Exercise description
What is the number of lines containing "based"? Give only that number.

━━━ Material ━━━

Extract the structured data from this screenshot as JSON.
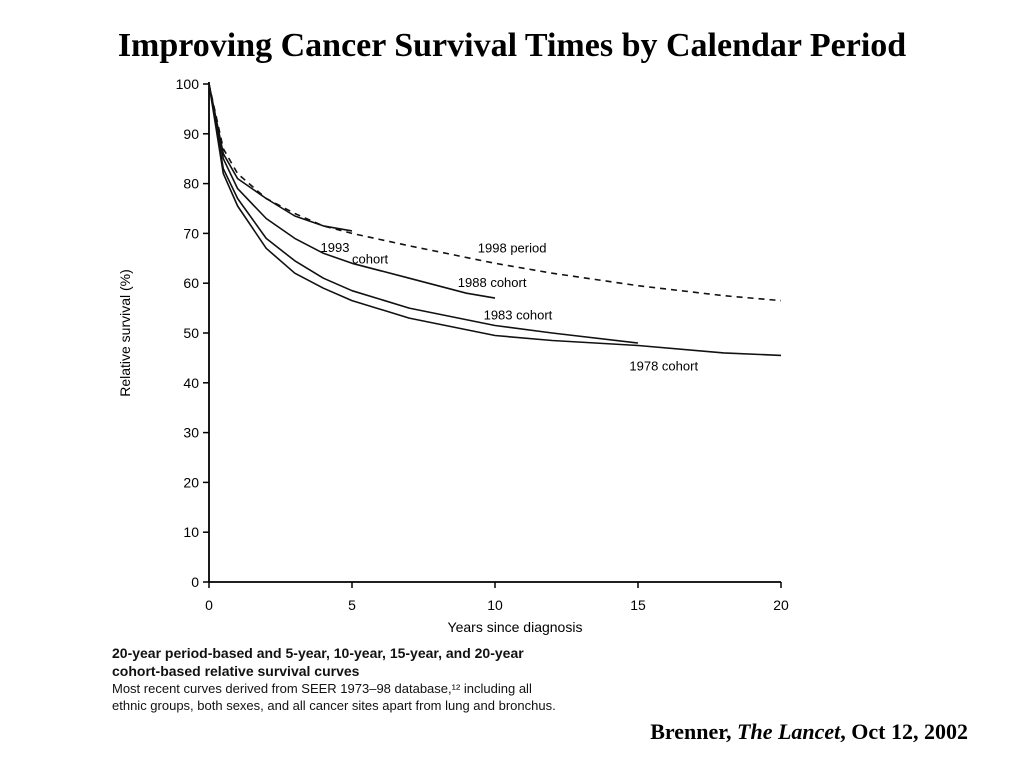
{
  "slide": {
    "title": "Improving Cancer Survival Times by Calendar Period"
  },
  "caption": {
    "heading_line1": "20-year period-based and 5-year, 10-year, 15-year, and 20-year",
    "heading_line2": "cohort-based relative survival curves",
    "body_line1": "Most recent curves derived from SEER 1973–98 database,¹² including all",
    "body_line2": "ethnic groups, both sexes, and all cancer sites apart from lung and bronchus."
  },
  "citation": {
    "author": "Brenner, ",
    "journal": "The Lancet",
    "date": ", Oct 12, 2002"
  },
  "chart_data": {
    "type": "line",
    "xlabel": "Years since diagnosis",
    "ylabel": "Relative survival (%)",
    "xlim": [
      0,
      20
    ],
    "ylim": [
      0,
      100
    ],
    "xticks": [
      0,
      5,
      10,
      15,
      20
    ],
    "yticks": [
      0,
      10,
      20,
      30,
      40,
      50,
      60,
      70,
      80,
      90,
      100
    ],
    "grid": false,
    "legend": "none (curves labelled directly)",
    "series": [
      {
        "name": "1998 period",
        "style": "dashed",
        "label": "1998 period",
        "x": [
          0,
          0.5,
          1,
          2,
          3,
          4,
          5,
          7,
          10,
          12,
          15,
          18,
          20
        ],
        "y": [
          100,
          87,
          82,
          77,
          74,
          71.5,
          70,
          67.5,
          64,
          62,
          59.5,
          57.5,
          56.5
        ]
      },
      {
        "name": "1993 cohort",
        "style": "solid",
        "label_lines": [
          "1993",
          "cohort"
        ],
        "x": [
          0,
          0.5,
          1,
          2,
          3,
          4,
          5
        ],
        "y": [
          100,
          86,
          81,
          77,
          73.5,
          71.5,
          70.5
        ]
      },
      {
        "name": "1988 cohort",
        "style": "solid",
        "label": "1988 cohort",
        "x": [
          0,
          0.5,
          1,
          2,
          3,
          4,
          5,
          7,
          9,
          10
        ],
        "y": [
          100,
          85,
          79,
          73,
          69,
          66,
          64,
          61,
          58,
          57
        ]
      },
      {
        "name": "1983 cohort",
        "style": "solid",
        "label": "1983 cohort",
        "x": [
          0,
          0.5,
          1,
          2,
          3,
          4,
          5,
          7,
          10,
          12,
          15
        ],
        "y": [
          100,
          83,
          77,
          69,
          64.5,
          61,
          58.5,
          55,
          51.5,
          50,
          48
        ]
      },
      {
        "name": "1978 cohort",
        "style": "solid",
        "label": "1978 cohort",
        "x": [
          0,
          0.5,
          1,
          2,
          3,
          4,
          5,
          7,
          10,
          12,
          15,
          18,
          20
        ],
        "y": [
          100,
          82,
          75.5,
          67,
          62,
          59,
          56.5,
          53,
          49.5,
          48.5,
          47.5,
          46,
          45.5
        ]
      }
    ]
  }
}
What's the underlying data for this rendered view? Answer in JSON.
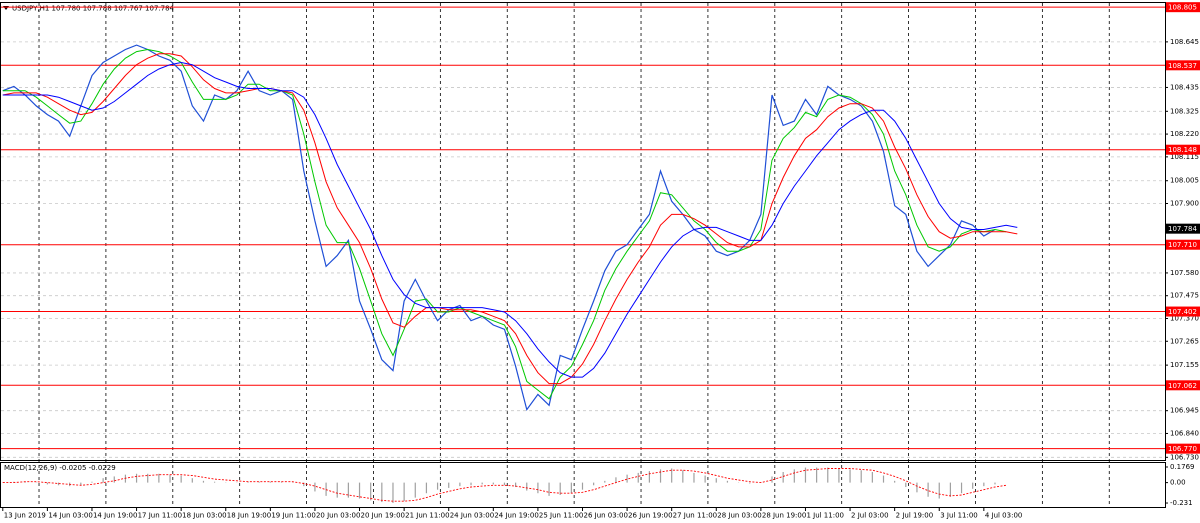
{
  "chart_data": [
    {
      "type": "line",
      "header": "USDJPY,H1  107.780 107.788 107.767 107.784",
      "x": [
        0,
        4,
        8,
        12,
        16,
        20,
        24,
        28,
        32,
        36,
        40,
        44,
        48,
        52,
        56,
        60,
        64,
        68,
        72,
        76,
        80,
        84,
        88,
        92,
        96,
        100,
        104,
        108,
        112,
        116,
        120,
        124,
        128,
        132,
        136,
        140,
        144,
        148,
        152,
        156,
        160,
        164,
        168,
        172,
        176,
        180,
        184,
        188,
        192,
        196,
        200,
        204,
        208,
        212,
        216,
        220,
        224,
        228,
        232,
        236,
        240,
        244,
        248,
        252,
        256,
        260,
        264,
        268,
        272,
        276,
        280,
        284,
        288,
        292,
        296,
        300,
        304,
        308,
        312,
        316,
        320,
        324,
        328,
        332,
        336,
        340,
        344,
        348,
        352,
        356,
        360,
        364
      ],
      "xlim": [
        -1,
        417
      ],
      "xticks": [
        {
          "value": 0,
          "label": "13 Jun 2019"
        },
        {
          "value": 16,
          "label": "14 Jun 03:00"
        },
        {
          "value": 32,
          "label": "14 Jun 19:00"
        },
        {
          "value": 48,
          "label": "17 Jun 11:00"
        },
        {
          "value": 64,
          "label": "18 Jun 03:00"
        },
        {
          "value": 80,
          "label": "18 Jun 19:00"
        },
        {
          "value": 96,
          "label": "19 Jun 11:00"
        },
        {
          "value": 112,
          "label": "20 Jun 03:00"
        },
        {
          "value": 128,
          "label": "20 Jun 19:00"
        },
        {
          "value": 144,
          "label": "21 Jun 11:00"
        },
        {
          "value": 160,
          "label": "24 Jun 03:00"
        },
        {
          "value": 176,
          "label": "24 Jun 19:00"
        },
        {
          "value": 192,
          "label": "25 Jun 11:00"
        },
        {
          "value": 208,
          "label": "26 Jun 03:00"
        },
        {
          "value": 224,
          "label": "26 Jun 19:00"
        },
        {
          "value": 240,
          "label": "27 Jun 11:00"
        },
        {
          "value": 256,
          "label": "28 Jun 03:00"
        },
        {
          "value": 272,
          "label": "28 Jun 19:00"
        },
        {
          "value": 288,
          "label": "1 Jul 11:00"
        },
        {
          "value": 304,
          "label": "2 Jul 03:00"
        },
        {
          "value": 320,
          "label": "2 Jul 19:00"
        },
        {
          "value": 336,
          "label": "3 Jul 11:00"
        },
        {
          "value": 352,
          "label": "4 Jul 03:00"
        }
      ],
      "x_gridlines": [
        13,
        37,
        61,
        85,
        109,
        133,
        157,
        181,
        205,
        229,
        253,
        277,
        301,
        325,
        349,
        373,
        397
      ],
      "ylim": [
        106.72,
        108.815
      ],
      "yticks": [
        108.645,
        108.435,
        108.325,
        {
          "value": 108.22,
          "label": "108.220"
        },
        108.115,
        108.005,
        {
          "value": 107.9,
          "label": "107.900"
        },
        {
          "value": 107.58,
          "label": "107.580"
        },
        107.475,
        {
          "value": 107.37,
          "label": "107.370"
        },
        107.265,
        107.155,
        106.945,
        {
          "value": 106.84,
          "label": "106.840"
        },
        {
          "value": 106.73,
          "label": "106.730"
        }
      ],
      "levels": [
        108.805,
        108.537,
        108.148,
        {
          "value": 107.71,
          "label": "107.710"
        },
        107.402,
        107.062,
        {
          "value": 106.77,
          "label": "106.770"
        }
      ],
      "levels_color": "#ff0000",
      "last_price": 107.784,
      "grid": true,
      "series": [
        {
          "color": "#1f4fd6",
          "values": [
            108.42,
            108.44,
            108.4,
            108.35,
            108.31,
            108.28,
            108.21,
            108.35,
            108.49,
            108.55,
            108.58,
            108.61,
            108.63,
            108.61,
            108.58,
            108.56,
            108.51,
            108.35,
            108.28,
            108.4,
            108.38,
            108.42,
            108.51,
            108.42,
            108.4,
            108.42,
            108.38,
            108.05,
            107.82,
            107.61,
            107.66,
            107.73,
            107.45,
            107.32,
            107.18,
            107.13,
            107.45,
            107.55,
            107.45,
            107.36,
            107.41,
            107.43,
            107.36,
            107.38,
            107.34,
            107.32,
            107.15,
            106.95,
            107.02,
            106.97,
            107.2,
            107.18,
            107.32,
            107.45,
            107.59,
            107.68,
            107.71,
            107.78,
            107.85,
            108.05,
            107.91,
            107.85,
            107.78,
            107.75,
            107.68,
            107.66,
            107.68,
            107.73,
            107.85,
            108.4,
            108.26,
            108.28,
            108.38,
            108.31,
            108.44,
            108.4,
            108.38,
            108.35,
            108.28,
            108.14,
            107.89,
            107.85,
            107.68,
            107.61,
            107.66,
            107.71,
            107.82,
            107.8,
            107.75,
            107.78,
            null,
            null
          ]
        },
        {
          "color": "#00c800",
          "values": [
            108.42,
            108.42,
            108.42,
            108.39,
            108.35,
            108.31,
            108.27,
            108.28,
            108.36,
            108.45,
            108.52,
            108.57,
            108.6,
            108.61,
            108.6,
            108.58,
            108.55,
            108.46,
            108.38,
            108.38,
            108.38,
            108.4,
            108.45,
            108.45,
            108.42,
            108.42,
            108.4,
            108.22,
            108.0,
            107.8,
            107.72,
            107.72,
            107.6,
            107.45,
            107.3,
            107.2,
            107.32,
            107.45,
            107.46,
            107.4,
            107.4,
            107.42,
            107.4,
            107.38,
            107.36,
            107.34,
            107.24,
            107.08,
            107.04,
            107.0,
            107.1,
            107.15,
            107.25,
            107.36,
            107.5,
            107.6,
            107.68,
            107.75,
            107.82,
            107.95,
            107.94,
            107.88,
            107.82,
            107.78,
            107.72,
            107.68,
            107.68,
            107.7,
            107.78,
            108.1,
            108.2,
            108.25,
            108.32,
            108.3,
            108.38,
            108.4,
            108.39,
            108.36,
            108.31,
            108.22,
            108.05,
            107.94,
            107.8,
            107.7,
            107.68,
            107.7,
            107.76,
            107.78,
            107.77,
            107.78,
            107.77,
            null
          ]
        },
        {
          "color": "#ff0000",
          "values": [
            108.4,
            108.41,
            108.41,
            108.41,
            108.39,
            108.36,
            108.33,
            108.31,
            108.32,
            108.37,
            108.43,
            108.49,
            108.54,
            108.57,
            108.59,
            108.59,
            108.58,
            108.53,
            108.47,
            108.43,
            108.41,
            108.41,
            108.42,
            108.43,
            108.43,
            108.42,
            108.41,
            108.33,
            108.18,
            108.0,
            107.88,
            107.8,
            107.72,
            107.6,
            107.46,
            107.35,
            107.33,
            107.38,
            107.42,
            107.42,
            107.41,
            107.41,
            107.41,
            107.4,
            107.38,
            107.36,
            107.3,
            107.2,
            107.12,
            107.07,
            107.07,
            107.1,
            107.16,
            107.25,
            107.36,
            107.46,
            107.55,
            107.63,
            107.7,
            107.8,
            107.85,
            107.85,
            107.83,
            107.8,
            107.76,
            107.72,
            107.7,
            107.7,
            107.73,
            107.9,
            108.02,
            108.12,
            108.2,
            108.24,
            108.3,
            108.34,
            108.36,
            108.36,
            108.34,
            108.28,
            108.16,
            108.06,
            107.94,
            107.84,
            107.77,
            107.74,
            107.75,
            107.77,
            107.77,
            107.77,
            107.77,
            107.76
          ]
        },
        {
          "color": "#0000ff",
          "values": [
            108.4,
            108.4,
            108.4,
            108.4,
            108.4,
            108.39,
            108.37,
            108.35,
            108.33,
            108.34,
            108.37,
            108.41,
            108.45,
            108.49,
            108.52,
            108.54,
            108.55,
            108.54,
            108.51,
            108.48,
            108.46,
            108.44,
            108.43,
            108.43,
            108.43,
            108.42,
            108.42,
            108.39,
            108.31,
            108.2,
            108.08,
            107.98,
            107.88,
            107.78,
            107.66,
            107.55,
            107.48,
            107.44,
            107.42,
            107.42,
            107.42,
            107.42,
            107.42,
            107.42,
            107.41,
            107.4,
            107.36,
            107.3,
            107.23,
            107.17,
            107.12,
            107.1,
            107.1,
            107.14,
            107.21,
            107.3,
            107.39,
            107.47,
            107.55,
            107.63,
            107.7,
            107.75,
            107.78,
            107.79,
            107.79,
            107.77,
            107.75,
            107.73,
            107.73,
            107.8,
            107.9,
            107.98,
            108.05,
            108.12,
            108.18,
            108.24,
            108.28,
            108.31,
            108.33,
            108.33,
            108.28,
            108.2,
            108.1,
            108.0,
            107.9,
            107.83,
            107.79,
            107.78,
            107.78,
            107.79,
            107.8,
            107.79
          ]
        }
      ]
    },
    {
      "type": "bar",
      "title": "MACD(12,26,9) -0.0205 -0.0229",
      "ylim": [
        -0.276,
        0.222
      ],
      "yticks": [
        0.1769,
        {
          "value": 0,
          "label": "0.00"
        },
        -0.231
      ],
      "series": [
        {
          "style": "bar",
          "color": "#a0a0a0",
          "values": [
            0.0,
            0.01,
            0.01,
            0.0,
            -0.02,
            -0.03,
            -0.04,
            -0.03,
            0.01,
            0.05,
            0.07,
            0.09,
            0.1,
            0.1,
            0.1,
            0.09,
            0.08,
            0.05,
            0.02,
            0.01,
            0.0,
            0.0,
            0.01,
            0.01,
            0.01,
            0.01,
            0.0,
            -0.04,
            -0.1,
            -0.15,
            -0.17,
            -0.17,
            -0.18,
            -0.2,
            -0.22,
            -0.23,
            -0.21,
            -0.17,
            -0.12,
            -0.08,
            -0.06,
            -0.04,
            -0.03,
            -0.02,
            -0.02,
            -0.03,
            -0.05,
            -0.09,
            -0.12,
            -0.15,
            -0.14,
            -0.12,
            -0.08,
            -0.03,
            0.02,
            0.06,
            0.09,
            0.11,
            0.13,
            0.15,
            0.16,
            0.14,
            0.11,
            0.08,
            0.05,
            0.02,
            0.0,
            -0.01,
            0.0,
            0.07,
            0.12,
            0.15,
            0.17,
            0.17,
            0.17,
            0.16,
            0.15,
            0.14,
            0.12,
            0.08,
            0.02,
            -0.05,
            -0.11,
            -0.16,
            -0.18,
            -0.16,
            -0.12,
            -0.07,
            -0.04,
            -0.02,
            null,
            null
          ]
        },
        {
          "style": "dotted",
          "color": "#ff0000",
          "values": [
            0.0,
            0.0,
            0.01,
            0.01,
            0.0,
            -0.01,
            -0.02,
            -0.03,
            -0.02,
            0.0,
            0.02,
            0.05,
            0.07,
            0.08,
            0.09,
            0.09,
            0.09,
            0.08,
            0.06,
            0.04,
            0.03,
            0.02,
            0.01,
            0.01,
            0.01,
            0.01,
            0.01,
            -0.01,
            -0.04,
            -0.08,
            -0.12,
            -0.14,
            -0.16,
            -0.18,
            -0.2,
            -0.21,
            -0.21,
            -0.2,
            -0.17,
            -0.13,
            -0.1,
            -0.07,
            -0.05,
            -0.04,
            -0.03,
            -0.03,
            -0.04,
            -0.06,
            -0.08,
            -0.11,
            -0.12,
            -0.12,
            -0.11,
            -0.08,
            -0.04,
            0.0,
            0.04,
            0.07,
            0.1,
            0.12,
            0.14,
            0.14,
            0.13,
            0.11,
            0.08,
            0.05,
            0.03,
            0.01,
            0.0,
            0.03,
            0.07,
            0.11,
            0.14,
            0.15,
            0.16,
            0.16,
            0.16,
            0.15,
            0.14,
            0.11,
            0.07,
            0.02,
            -0.04,
            -0.09,
            -0.13,
            -0.15,
            -0.14,
            -0.11,
            -0.08,
            -0.05,
            -0.03,
            null
          ]
        }
      ]
    }
  ]
}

━━━

Answer
2